To do: Read through the data and count the lines that contain the string "What"; give only the result.

Available records:

** BEGIN **

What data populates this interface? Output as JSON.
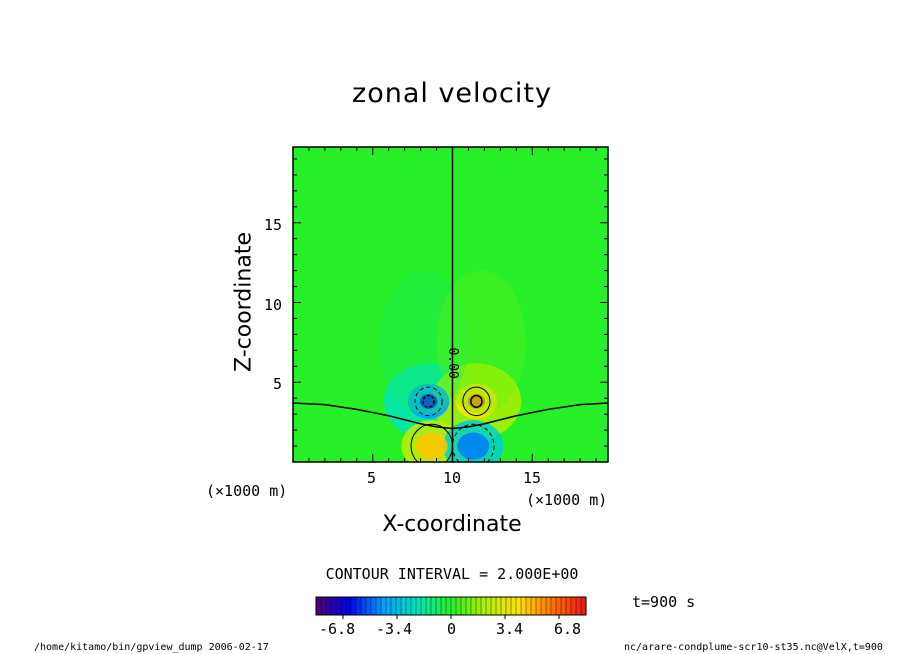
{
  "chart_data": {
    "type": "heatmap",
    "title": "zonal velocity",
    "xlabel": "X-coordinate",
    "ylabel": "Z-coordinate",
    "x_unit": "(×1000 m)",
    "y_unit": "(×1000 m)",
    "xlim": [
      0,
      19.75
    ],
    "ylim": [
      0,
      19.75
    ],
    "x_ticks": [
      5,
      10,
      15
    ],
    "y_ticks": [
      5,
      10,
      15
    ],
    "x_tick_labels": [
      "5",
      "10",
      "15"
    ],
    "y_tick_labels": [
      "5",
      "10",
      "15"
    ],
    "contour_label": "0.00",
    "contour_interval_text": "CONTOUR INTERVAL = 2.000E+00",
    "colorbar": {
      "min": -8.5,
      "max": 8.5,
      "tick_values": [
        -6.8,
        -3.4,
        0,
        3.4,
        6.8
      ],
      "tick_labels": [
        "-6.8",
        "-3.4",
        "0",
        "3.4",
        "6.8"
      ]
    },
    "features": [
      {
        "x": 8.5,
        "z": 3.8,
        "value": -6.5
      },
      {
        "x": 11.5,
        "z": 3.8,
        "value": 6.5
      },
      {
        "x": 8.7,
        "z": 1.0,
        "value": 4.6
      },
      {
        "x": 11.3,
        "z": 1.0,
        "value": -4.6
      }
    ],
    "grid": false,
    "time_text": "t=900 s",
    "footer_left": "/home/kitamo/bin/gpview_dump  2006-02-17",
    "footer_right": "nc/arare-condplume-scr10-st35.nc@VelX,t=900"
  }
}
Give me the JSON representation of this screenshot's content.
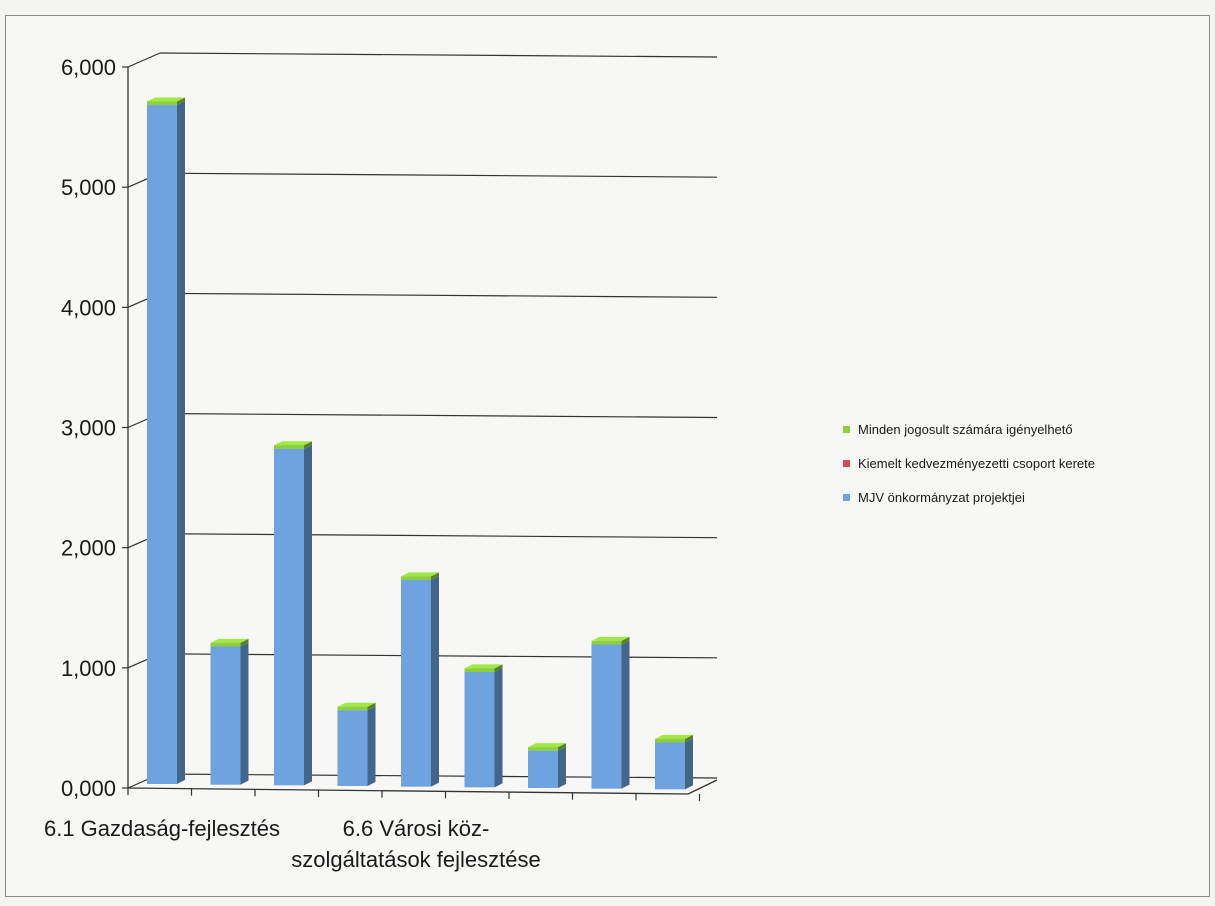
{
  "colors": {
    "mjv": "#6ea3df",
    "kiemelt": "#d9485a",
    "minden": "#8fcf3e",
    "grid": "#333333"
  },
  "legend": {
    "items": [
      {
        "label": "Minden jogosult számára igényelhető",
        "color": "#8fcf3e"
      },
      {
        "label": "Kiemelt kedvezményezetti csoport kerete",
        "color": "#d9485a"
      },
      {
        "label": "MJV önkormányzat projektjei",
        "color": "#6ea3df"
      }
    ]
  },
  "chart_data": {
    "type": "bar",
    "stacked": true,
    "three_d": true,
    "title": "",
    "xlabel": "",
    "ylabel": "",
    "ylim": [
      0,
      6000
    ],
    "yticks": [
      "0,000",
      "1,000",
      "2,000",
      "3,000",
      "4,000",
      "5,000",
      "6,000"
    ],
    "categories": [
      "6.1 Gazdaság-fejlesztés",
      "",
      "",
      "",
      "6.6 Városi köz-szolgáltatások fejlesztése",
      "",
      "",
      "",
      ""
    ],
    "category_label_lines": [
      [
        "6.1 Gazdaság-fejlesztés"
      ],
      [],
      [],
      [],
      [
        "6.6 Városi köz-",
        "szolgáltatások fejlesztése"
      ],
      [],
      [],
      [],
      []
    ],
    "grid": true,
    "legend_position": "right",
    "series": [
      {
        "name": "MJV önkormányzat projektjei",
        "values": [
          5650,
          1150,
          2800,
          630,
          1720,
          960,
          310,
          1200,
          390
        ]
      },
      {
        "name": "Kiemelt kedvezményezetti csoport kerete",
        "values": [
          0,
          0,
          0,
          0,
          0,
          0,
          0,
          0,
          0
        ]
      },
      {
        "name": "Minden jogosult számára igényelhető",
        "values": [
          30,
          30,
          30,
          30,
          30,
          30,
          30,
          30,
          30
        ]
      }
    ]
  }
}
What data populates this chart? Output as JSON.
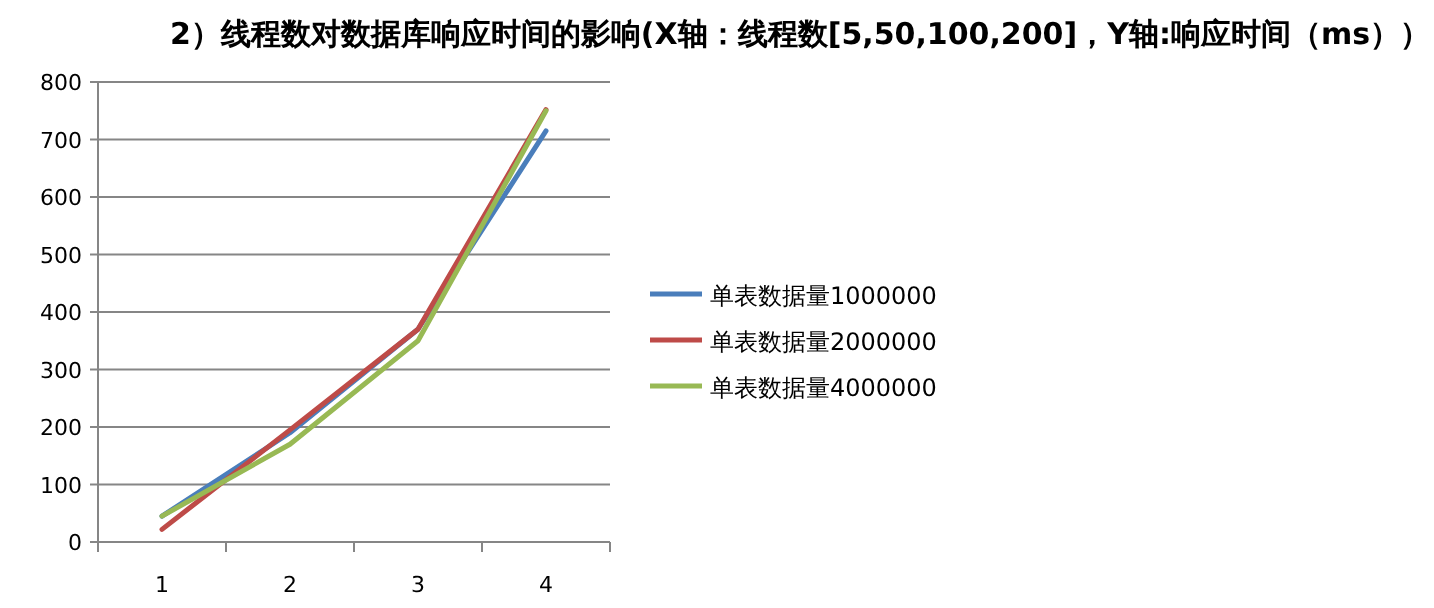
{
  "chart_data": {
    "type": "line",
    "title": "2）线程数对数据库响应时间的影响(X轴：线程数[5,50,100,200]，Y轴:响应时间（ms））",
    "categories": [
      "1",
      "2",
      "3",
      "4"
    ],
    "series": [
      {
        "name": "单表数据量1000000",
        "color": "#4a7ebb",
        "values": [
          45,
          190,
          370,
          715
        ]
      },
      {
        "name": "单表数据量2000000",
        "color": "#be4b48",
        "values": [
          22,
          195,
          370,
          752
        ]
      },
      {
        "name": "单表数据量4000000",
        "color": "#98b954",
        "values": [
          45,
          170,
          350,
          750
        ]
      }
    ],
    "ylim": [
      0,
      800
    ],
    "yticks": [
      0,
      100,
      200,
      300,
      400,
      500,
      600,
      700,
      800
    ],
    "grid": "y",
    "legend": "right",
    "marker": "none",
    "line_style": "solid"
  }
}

** END **

Full answer: 2